# INFORMATION SHOWN

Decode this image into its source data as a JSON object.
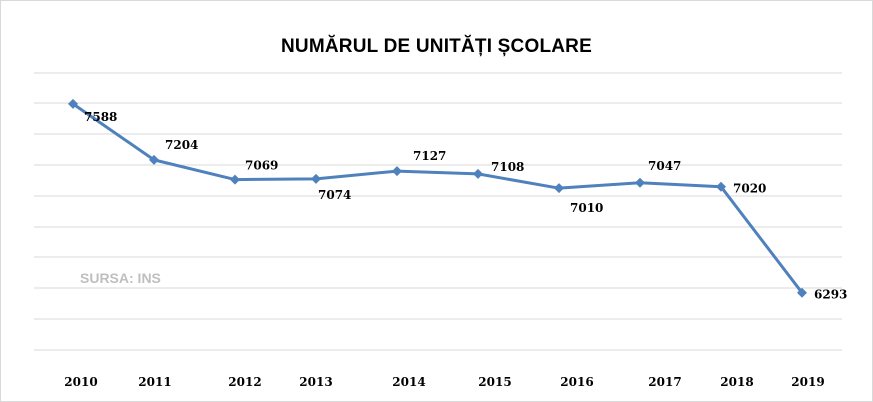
{
  "chart_data": {
    "type": "line",
    "title": "NUMĂRUL DE UNITĂȚI ȘCOLARE",
    "source_note": "SURSA: INS",
    "categories": [
      "2010",
      "2011",
      "2012",
      "2013",
      "2014",
      "2015",
      "2016",
      "2017",
      "2018",
      "2019"
    ],
    "series": [
      {
        "values": [
          7588,
          7204,
          7069,
          7074,
          7127,
          7108,
          7010,
          7047,
          7020,
          6293
        ]
      }
    ],
    "data_labels": [
      "7588",
      "7204",
      "7069",
      "7074",
      "7127",
      "7108",
      "7010",
      "7047",
      "7020",
      "6293"
    ],
    "ylim": [
      5900,
      7800
    ],
    "grid": true,
    "legend": "none",
    "line_color": "#4f81bd",
    "grid_color": "#d9d9d9"
  }
}
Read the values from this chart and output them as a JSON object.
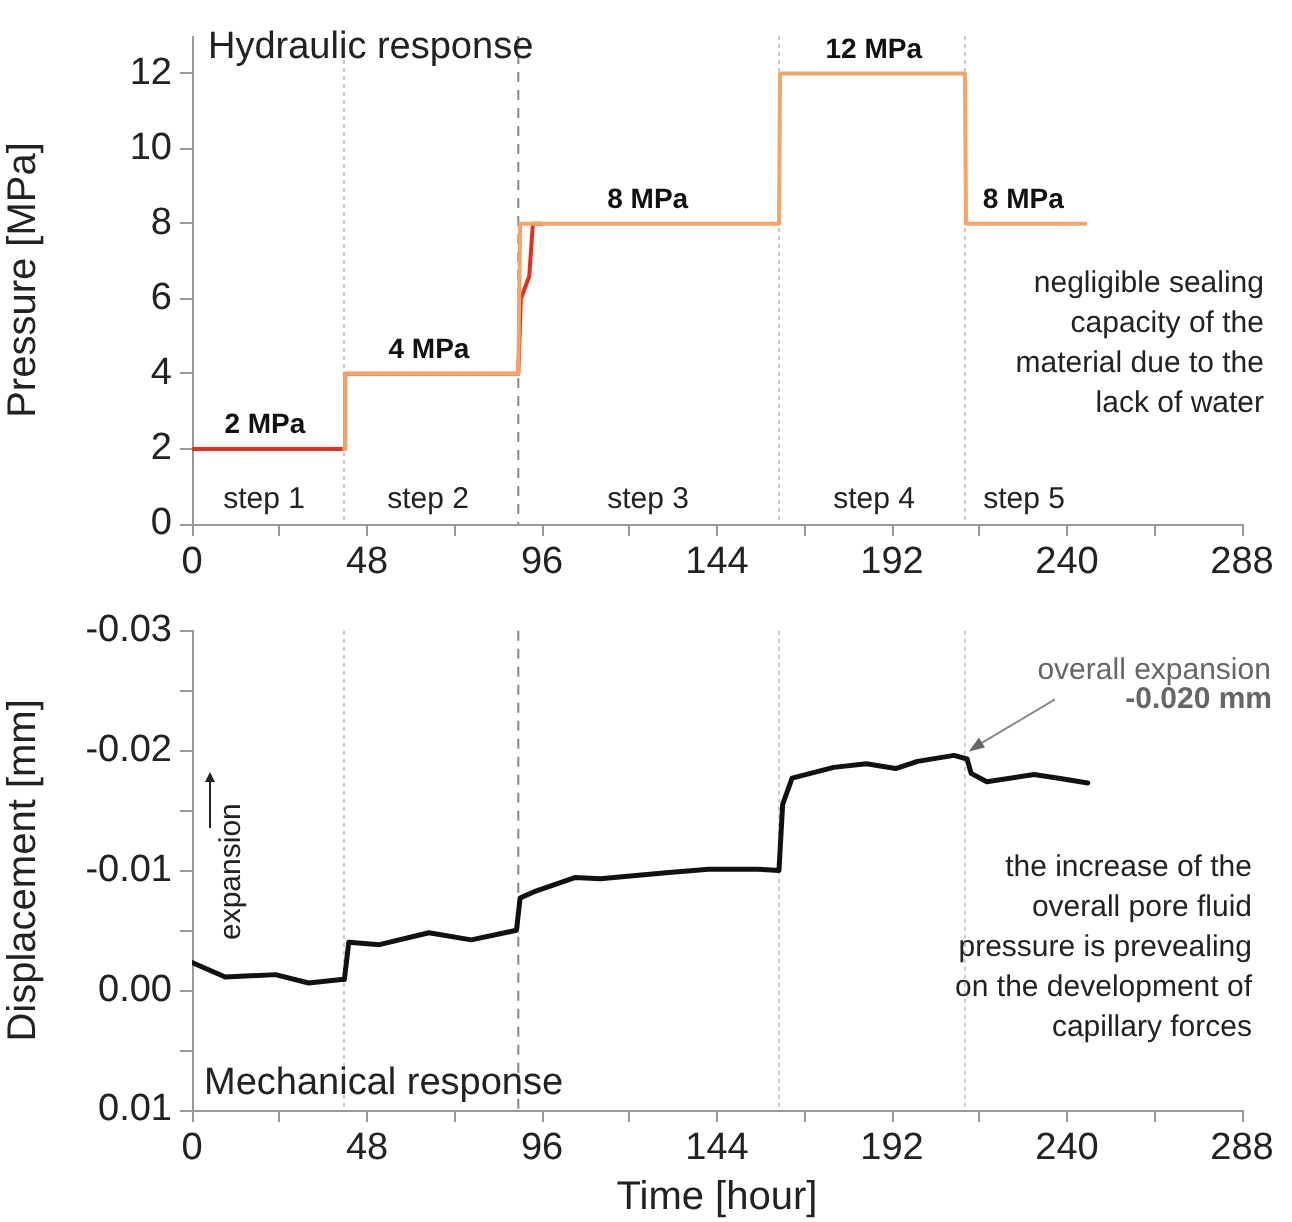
{
  "chart_data": [
    {
      "type": "line",
      "ylabel": "Pressure [MPa]",
      "xlim": [
        0,
        288
      ],
      "xticks": [
        0,
        {
          "value": 24,
          "label": null
        },
        48,
        {
          "value": 72,
          "label": null
        },
        96,
        {
          "value": 120,
          "label": null
        },
        144,
        {
          "value": 168,
          "label": null
        },
        192,
        {
          "value": 216,
          "label": null
        },
        240,
        {
          "value": 264,
          "label": null
        },
        288
      ],
      "ylim": [
        0,
        13
      ],
      "yticks": [
        0,
        2,
        4,
        6,
        8,
        10,
        12
      ],
      "series": [
        {
          "color": "#e0301e",
          "x": [
            0,
            41.7,
            42,
            89.5,
            90.2,
            92.5,
            93.5,
            96
          ],
          "values": [
            2,
            2,
            4,
            4,
            6,
            6.6,
            8,
            8
          ]
        },
        {
          "color": "#f4a468",
          "x": [
            41.7,
            42,
            89.5,
            90,
            161,
            161.3,
            212,
            212.3,
            245
          ],
          "values": [
            2,
            4,
            4,
            8,
            8,
            12,
            12,
            8,
            8
          ]
        }
      ],
      "ref_lines": [
        {
          "axis": "x",
          "value": 41.7,
          "color": "#c8c8c8",
          "line_style": "dotted"
        },
        {
          "axis": "x",
          "value": 89.5,
          "color": "#888888",
          "line_style": "dashed"
        },
        {
          "axis": "x",
          "value": 161,
          "color": "#c8c8c8",
          "line_style": "dotted"
        },
        {
          "axis": "x",
          "value": 212,
          "color": "#c8c8c8",
          "line_style": "dotted"
        }
      ],
      "annotations": [
        "Hydraulic response",
        "negligible sealing capacity of the material due to the lack of water",
        {
          "text": "2 MPa",
          "x": 20,
          "y": 2
        },
        {
          "text": "4 MPa",
          "x": 65,
          "y": 4
        },
        {
          "text": "8 MPa",
          "x": 125,
          "y": 8
        },
        {
          "text": "12 MPa",
          "x": 187,
          "y": 12
        },
        {
          "text": "8 MPa",
          "x": 228,
          "y": 8
        },
        "step 1",
        "step 2",
        "step 3",
        "step 4",
        "step 5"
      ],
      "grid": false,
      "legend": false,
      "marker": "none",
      "line_style": "solid"
    },
    {
      "type": "line",
      "xlabel": "Time [hour]",
      "ylabel": "Displacement [mm]",
      "xlim": [
        0,
        288
      ],
      "xticks": [
        0,
        {
          "value": 24,
          "label": null
        },
        48,
        {
          "value": 72,
          "label": null
        },
        96,
        {
          "value": 120,
          "label": null
        },
        144,
        {
          "value": 168,
          "label": null
        },
        192,
        {
          "value": 216,
          "label": null
        },
        240,
        {
          "value": 264,
          "label": null
        },
        288
      ],
      "ylim": [
        0.01,
        -0.03
      ],
      "yticks": [
        -0.03,
        {
          "value": -0.025,
          "label": null
        },
        -0.02,
        {
          "value": -0.015,
          "label": null
        },
        -0.01,
        {
          "value": -0.005,
          "label": null
        },
        {
          "value": 0,
          "label": "0.00"
        },
        {
          "value": 0.005,
          "label": null
        },
        0.01
      ],
      "series": [
        {
          "color": "#111111",
          "x": [
            0,
            9.1,
            22.9,
            32,
            41,
            41.8,
            43,
            51.4,
            65,
            76.6,
            89,
            90,
            93.7,
            105,
            112,
            130,
            141.7,
            155,
            161,
            162,
            164.6,
            176,
            185,
            193,
            199,
            209,
            212.6,
            213.7,
            218,
            231,
            237.7,
            245.7
          ],
          "values": [
            -0.0023,
            -0.0011,
            -0.0013,
            -0.0006,
            -0.0009,
            -0.0009,
            -0.004,
            -0.0038,
            -0.0048,
            -0.0042,
            -0.005,
            -0.0077,
            -0.0082,
            -0.0094,
            -0.0093,
            -0.0098,
            -0.0101,
            -0.0101,
            -0.01,
            -0.0155,
            -0.0177,
            -0.0186,
            -0.0189,
            -0.0185,
            -0.0191,
            -0.0196,
            -0.0193,
            -0.0181,
            -0.0174,
            -0.018,
            -0.0177,
            -0.0173
          ]
        }
      ],
      "ref_lines": [
        {
          "axis": "x",
          "value": 41.7,
          "color": "#c8c8c8",
          "line_style": "dotted"
        },
        {
          "axis": "x",
          "value": 89.5,
          "color": "#888888",
          "line_style": "dashed"
        },
        {
          "axis": "x",
          "value": 161,
          "color": "#c8c8c8",
          "line_style": "dotted"
        },
        {
          "axis": "x",
          "value": 212,
          "color": "#c8c8c8",
          "line_style": "dotted"
        }
      ],
      "annotations": [
        "expansion",
        "the increase of the overall pore fluid pressure is prevealing on the development of capillary forces",
        "Mechanical response",
        "-0.020 mm",
        {
          "text": "overall expansion",
          "x": 212,
          "y": -0.0196
        }
      ],
      "grid": false,
      "legend": false,
      "marker": "none",
      "line_style": "solid"
    }
  ]
}
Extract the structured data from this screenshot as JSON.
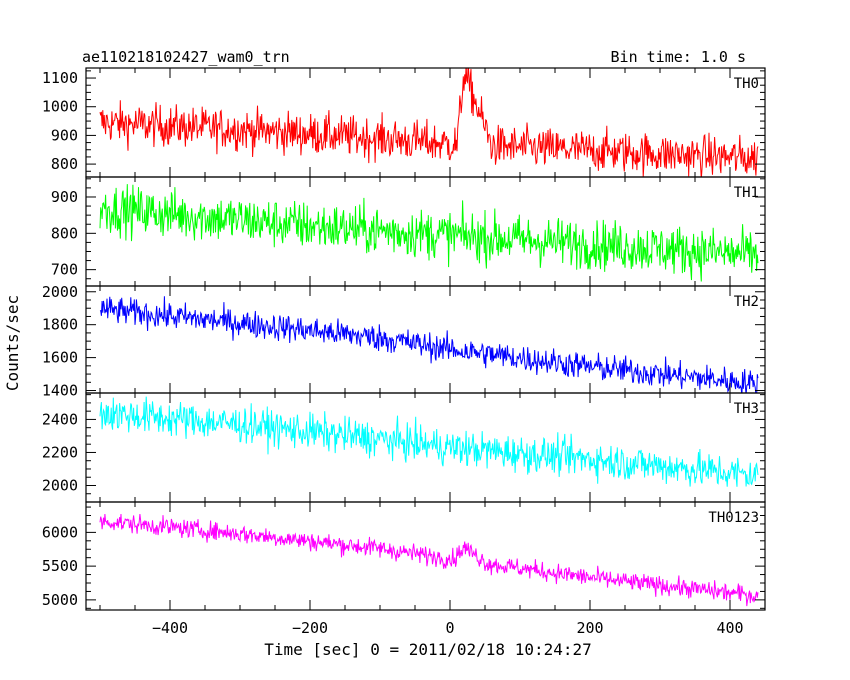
{
  "header": {
    "title": "ae110218102427_wam0_trn",
    "bin_time": "Bin time: 1.0 s"
  },
  "axes": {
    "xlabel": "Time [sec] 0 = 2011/02/18 10:24:27",
    "ylabel": "Counts/sec",
    "xlim": [
      -520,
      450
    ],
    "xticks": [
      -400,
      -200,
      0,
      200,
      400
    ]
  },
  "chart_data": [
    {
      "type": "line",
      "label": "TH0",
      "color": "#ff0000",
      "ylim": [
        755,
        1135
      ],
      "yticks": [
        800,
        900,
        1000,
        1100
      ],
      "x_range": [
        -500,
        440
      ],
      "trend": [
        [
          -500,
          945
        ],
        [
          -300,
          920
        ],
        [
          -100,
          890
        ],
        [
          0,
          870
        ],
        [
          440,
          820
        ]
      ],
      "burst": {
        "t0": 10,
        "t_peak": 20,
        "t1": 60,
        "peak": 1120
      },
      "noise": 36
    },
    {
      "type": "line",
      "label": "TH1",
      "color": "#00ff00",
      "ylim": [
        655,
        955
      ],
      "yticks": [
        700,
        800,
        900
      ],
      "x_range": [
        -500,
        440
      ],
      "trend": [
        [
          -500,
          870
        ],
        [
          -200,
          820
        ],
        [
          0,
          795
        ],
        [
          200,
          770
        ],
        [
          440,
          740
        ]
      ],
      "noise": 34
    },
    {
      "type": "line",
      "label": "TH2",
      "color": "#0000ff",
      "ylim": [
        1385,
        2035
      ],
      "yticks": [
        1400,
        1600,
        1800,
        2000
      ],
      "x_range": [
        -500,
        440
      ],
      "trend": [
        [
          -500,
          1895
        ],
        [
          -300,
          1810
        ],
        [
          -100,
          1720
        ],
        [
          0,
          1650
        ],
        [
          200,
          1545
        ],
        [
          440,
          1440
        ]
      ],
      "noise": 42
    },
    {
      "type": "line",
      "label": "TH3",
      "color": "#00ffff",
      "ylim": [
        1900,
        2560
      ],
      "yticks": [
        2000,
        2200,
        2400
      ],
      "x_range": [
        -500,
        440
      ],
      "trend": [
        [
          -500,
          2440
        ],
        [
          -300,
          2370
        ],
        [
          -100,
          2280
        ],
        [
          0,
          2230
        ],
        [
          200,
          2160
        ],
        [
          440,
          2060
        ]
      ],
      "noise": 55
    },
    {
      "type": "line",
      "label": "TH0123",
      "color": "#ff00ff",
      "ylim": [
        4850,
        6450
      ],
      "yticks": [
        5000,
        5500,
        6000
      ],
      "x_range": [
        -500,
        440
      ],
      "trend": [
        [
          -500,
          6170
        ],
        [
          -300,
          5980
        ],
        [
          -100,
          5760
        ],
        [
          0,
          5610
        ],
        [
          200,
          5330
        ],
        [
          440,
          5060
        ]
      ],
      "burst": {
        "t0": 5,
        "t_peak": 20,
        "t1": 55,
        "peak": 5780
      },
      "noise": 70
    }
  ]
}
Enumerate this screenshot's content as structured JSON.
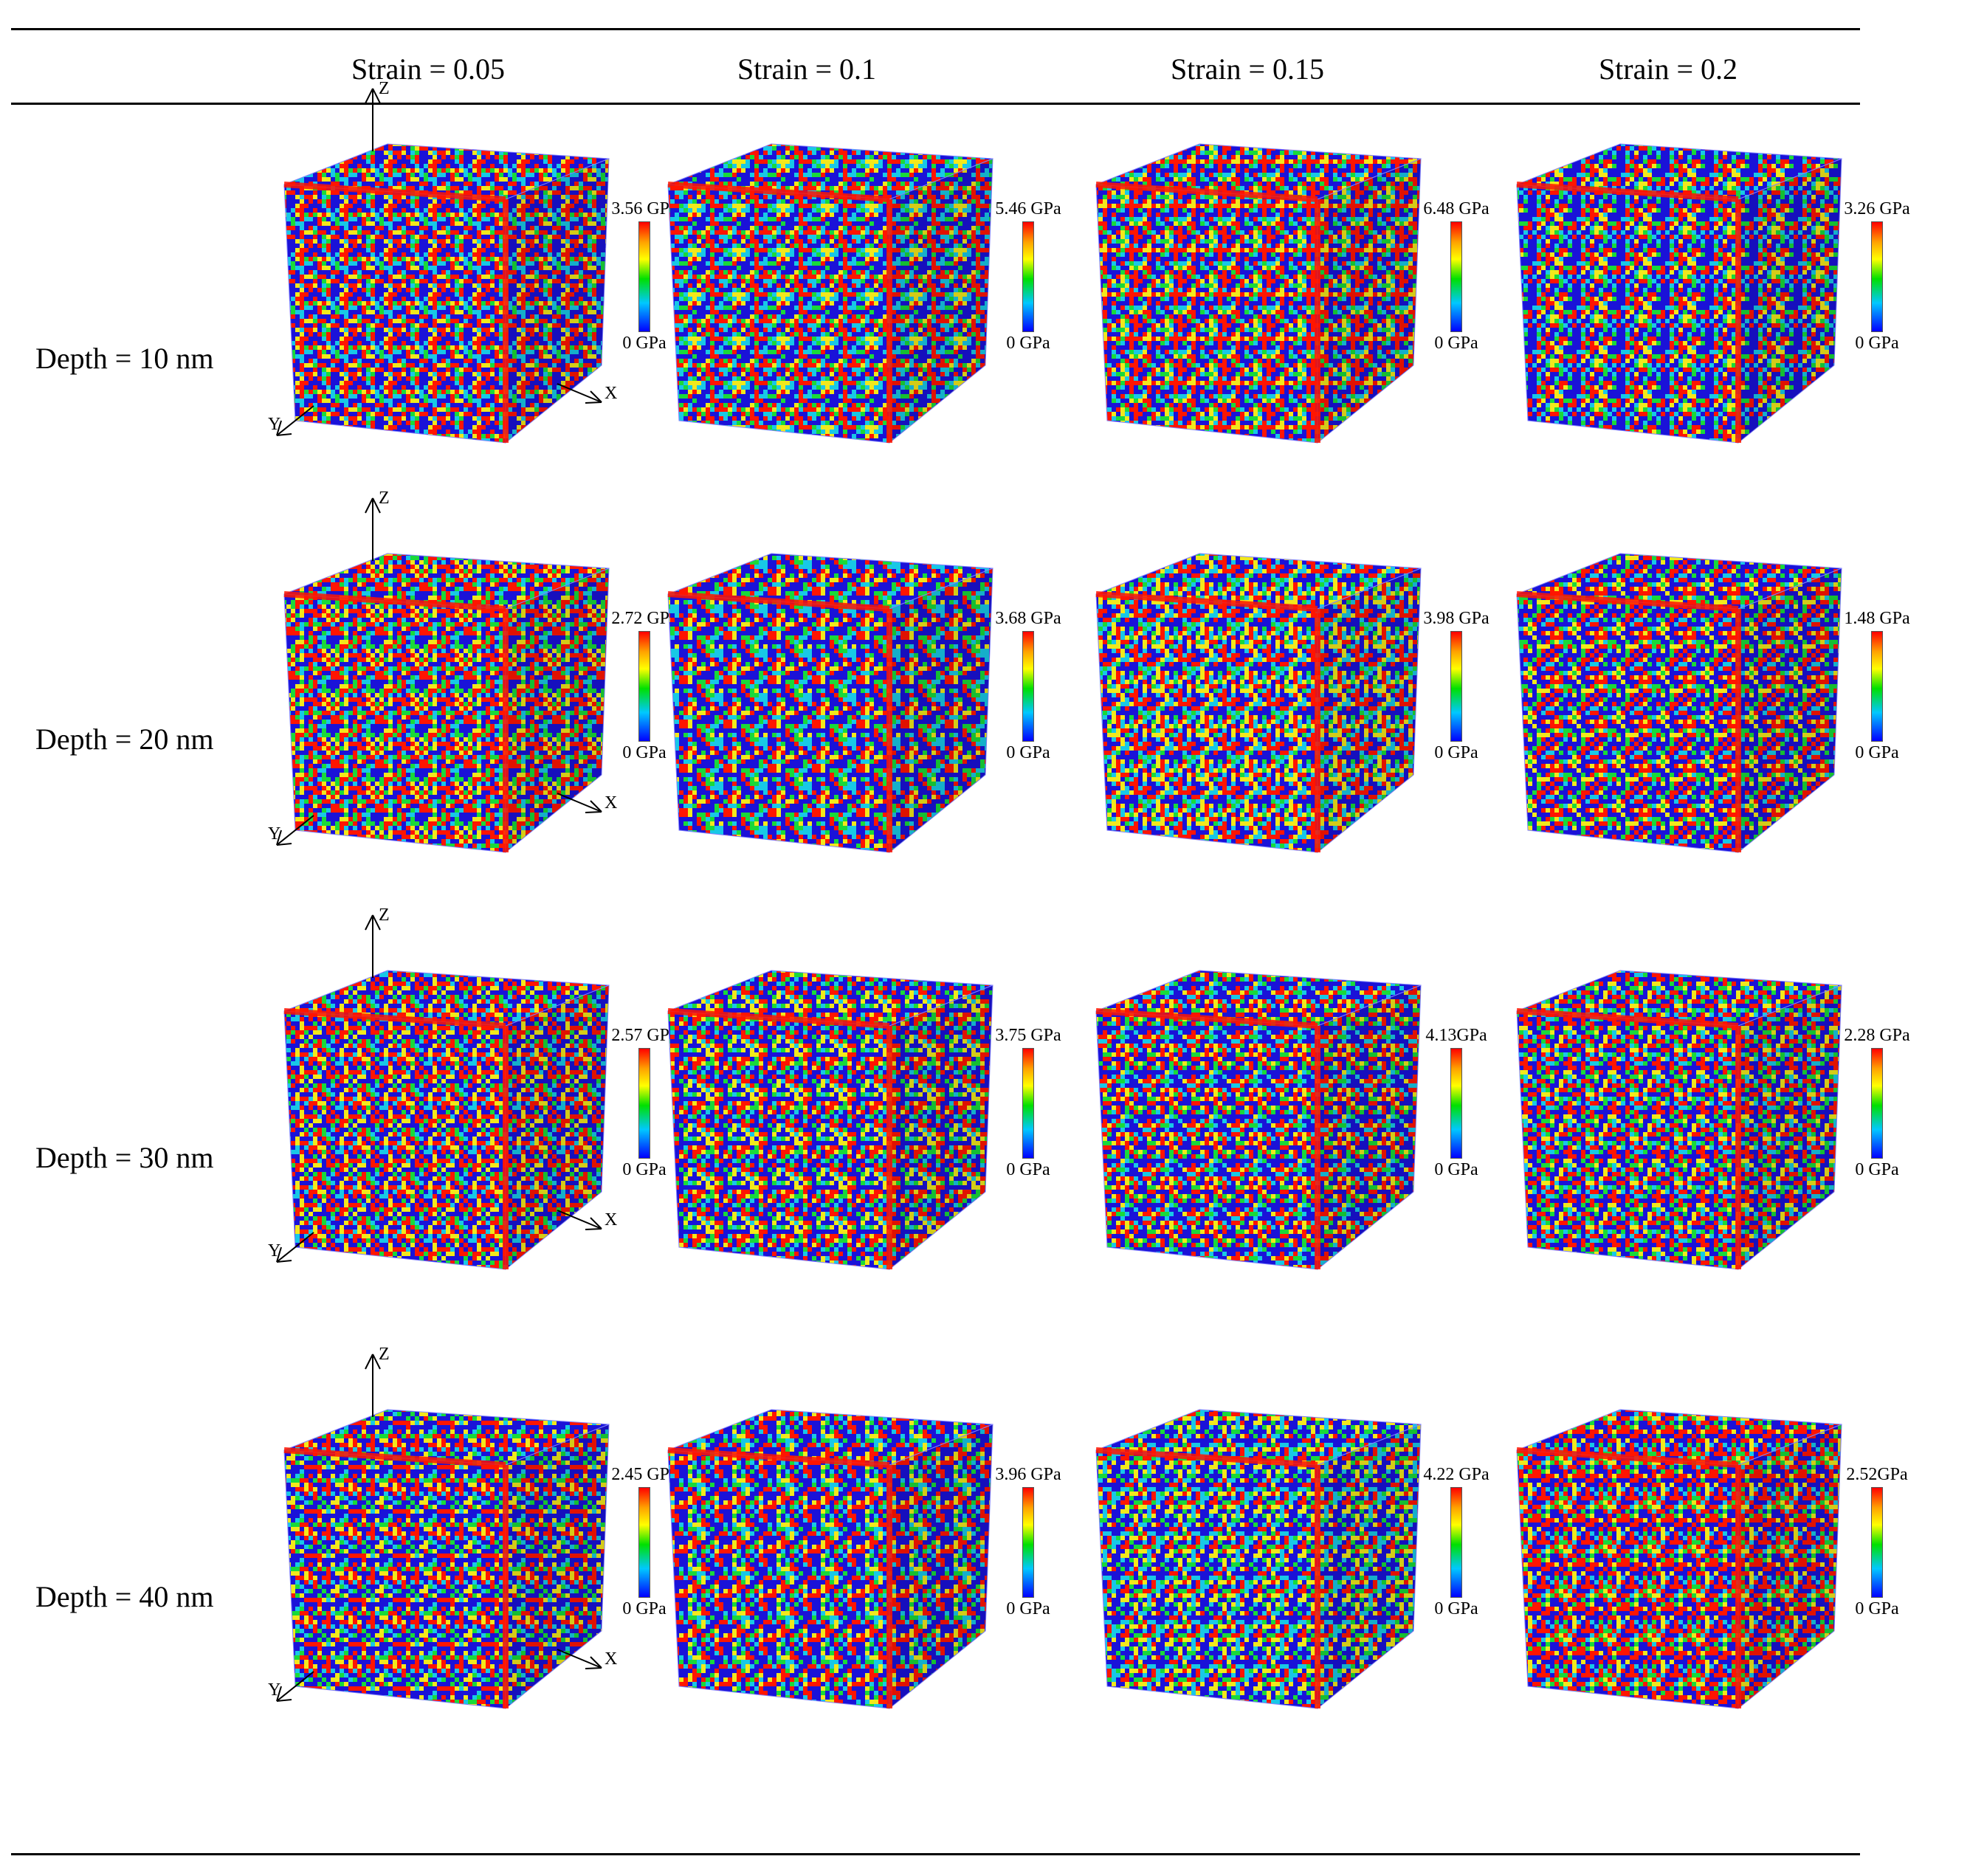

# AIM
Lines that include the word "structured" — how many are there in the data? Answer with the number alone.

# RESULT
2